Exercise - Exactly as they appear, output all of the entries.

>> start Stored rows

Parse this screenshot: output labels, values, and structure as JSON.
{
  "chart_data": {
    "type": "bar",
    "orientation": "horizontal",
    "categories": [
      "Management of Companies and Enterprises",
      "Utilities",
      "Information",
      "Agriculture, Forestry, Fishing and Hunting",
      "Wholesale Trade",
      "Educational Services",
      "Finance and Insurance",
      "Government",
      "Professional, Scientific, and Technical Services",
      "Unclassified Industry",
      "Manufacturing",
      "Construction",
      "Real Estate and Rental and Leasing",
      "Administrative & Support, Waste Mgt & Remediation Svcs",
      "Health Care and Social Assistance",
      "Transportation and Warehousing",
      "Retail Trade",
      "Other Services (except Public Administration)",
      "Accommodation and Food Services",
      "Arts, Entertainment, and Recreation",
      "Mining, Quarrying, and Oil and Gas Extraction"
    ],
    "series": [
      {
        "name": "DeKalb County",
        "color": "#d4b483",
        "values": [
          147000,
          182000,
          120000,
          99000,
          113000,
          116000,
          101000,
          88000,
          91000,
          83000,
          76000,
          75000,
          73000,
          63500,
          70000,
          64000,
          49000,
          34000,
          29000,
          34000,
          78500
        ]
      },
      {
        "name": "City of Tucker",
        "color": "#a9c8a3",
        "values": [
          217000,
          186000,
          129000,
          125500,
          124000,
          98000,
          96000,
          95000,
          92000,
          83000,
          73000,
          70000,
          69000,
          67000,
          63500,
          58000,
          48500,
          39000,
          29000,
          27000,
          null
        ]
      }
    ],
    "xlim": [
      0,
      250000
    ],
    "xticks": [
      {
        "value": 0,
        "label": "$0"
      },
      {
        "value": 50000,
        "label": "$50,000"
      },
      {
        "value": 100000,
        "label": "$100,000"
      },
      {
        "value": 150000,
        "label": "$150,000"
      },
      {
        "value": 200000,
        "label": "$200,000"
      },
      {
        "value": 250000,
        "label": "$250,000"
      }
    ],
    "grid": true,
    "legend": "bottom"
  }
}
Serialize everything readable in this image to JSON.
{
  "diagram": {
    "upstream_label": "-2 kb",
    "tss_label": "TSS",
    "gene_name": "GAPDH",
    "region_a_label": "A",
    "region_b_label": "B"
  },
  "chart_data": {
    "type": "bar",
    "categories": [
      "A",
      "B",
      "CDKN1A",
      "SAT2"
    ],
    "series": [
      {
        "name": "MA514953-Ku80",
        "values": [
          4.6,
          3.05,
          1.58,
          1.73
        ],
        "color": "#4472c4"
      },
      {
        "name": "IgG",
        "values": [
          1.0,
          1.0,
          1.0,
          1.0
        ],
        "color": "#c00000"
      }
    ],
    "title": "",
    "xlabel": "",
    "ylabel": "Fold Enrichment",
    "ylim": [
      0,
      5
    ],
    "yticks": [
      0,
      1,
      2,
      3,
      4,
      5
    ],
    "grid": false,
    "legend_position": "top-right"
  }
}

>> end Stored rows

Output for this task -
Parse this screenshot: output labels, values, and structure as JSON.
{
  "chart_data": {
    "type": "bar",
    "orientation": "horizontal",
    "categories": [
      "Management of Companies and Enterprises",
      "Utilities",
      "Information",
      "Agriculture, Forestry, Fishing and Hunting",
      "Wholesale Trade",
      "Educational Services",
      "Finance and Insurance",
      "Government",
      "Professional, Scientific, and Technical Services",
      "Unclassified Industry",
      "Manufacturing",
      "Construction",
      "Real Estate and Rental and Leasing",
      "Administrative & Support, Waste Mgt & Remediation Svcs",
      "Health Care and Social Assistance",
      "Transportation and Warehousing",
      "Retail Trade",
      "Other Services (except Public Administration)",
      "Accommodation and Food Services",
      "Arts, Entertainment, and Recreation",
      "Mining, Quarrying, and Oil and Gas Extraction"
    ],
    "series": [
      {
        "name": "DeKalb County",
        "color": "#d4b483",
        "values": [
          147000,
          182000,
          120000,
          99000,
          113000,
          116000,
          101000,
          88000,
          91000,
          83000,
          76000,
          75000,
          73000,
          63500,
          70000,
          64000,
          49000,
          34000,
          29000,
          34000,
          78500
        ]
      },
      {
        "name": "City of Tucker",
        "color": "#a9c8a3",
        "values": [
          217000,
          186000,
          129000,
          125500,
          124000,
          98000,
          96000,
          95000,
          92000,
          83000,
          73000,
          70000,
          69000,
          67000,
          63500,
          58000,
          48500,
          39000,
          29000,
          27000,
          null
        ]
      }
    ],
    "xlim": [
      0,
      250000
    ],
    "xticks": [
      {
        "value": 0,
        "label": "$0"
      },
      {
        "value": 50000,
        "label": "$50,000"
      },
      {
        "value": 100000,
        "label": "$100,000"
      },
      {
        "value": 150000,
        "label": "$150,000"
      },
      {
        "value": 200000,
        "label": "$200,000"
      },
      {
        "value": 250000,
        "label": "$250,000"
      }
    ],
    "grid": true,
    "legend": "bottom"
  }
}
Serialize everything readable in this image to JSON.
{
  "diagram": {
    "upstream_label": "-2 kb",
    "tss_label": "TSS",
    "gene_name": "GAPDH",
    "region_a_label": "A",
    "region_b_label": "B"
  },
  "chart_data": {
    "type": "bar",
    "categories": [
      "A",
      "B",
      "CDKN1A",
      "SAT2"
    ],
    "series": [
      {
        "name": "MA514953-Ku80",
        "values": [
          4.6,
          3.05,
          1.58,
          1.73
        ],
        "color": "#4472c4"
      },
      {
        "name": "IgG",
        "values": [
          1.0,
          1.0,
          1.0,
          1.0
        ],
        "color": "#c00000"
      }
    ],
    "title": "",
    "xlabel": "",
    "ylabel": "Fold Enrichment",
    "ylim": [
      0,
      5
    ],
    "yticks": [
      0,
      1,
      2,
      3,
      4,
      5
    ],
    "grid": false,
    "legend_position": "top-right"
  }
}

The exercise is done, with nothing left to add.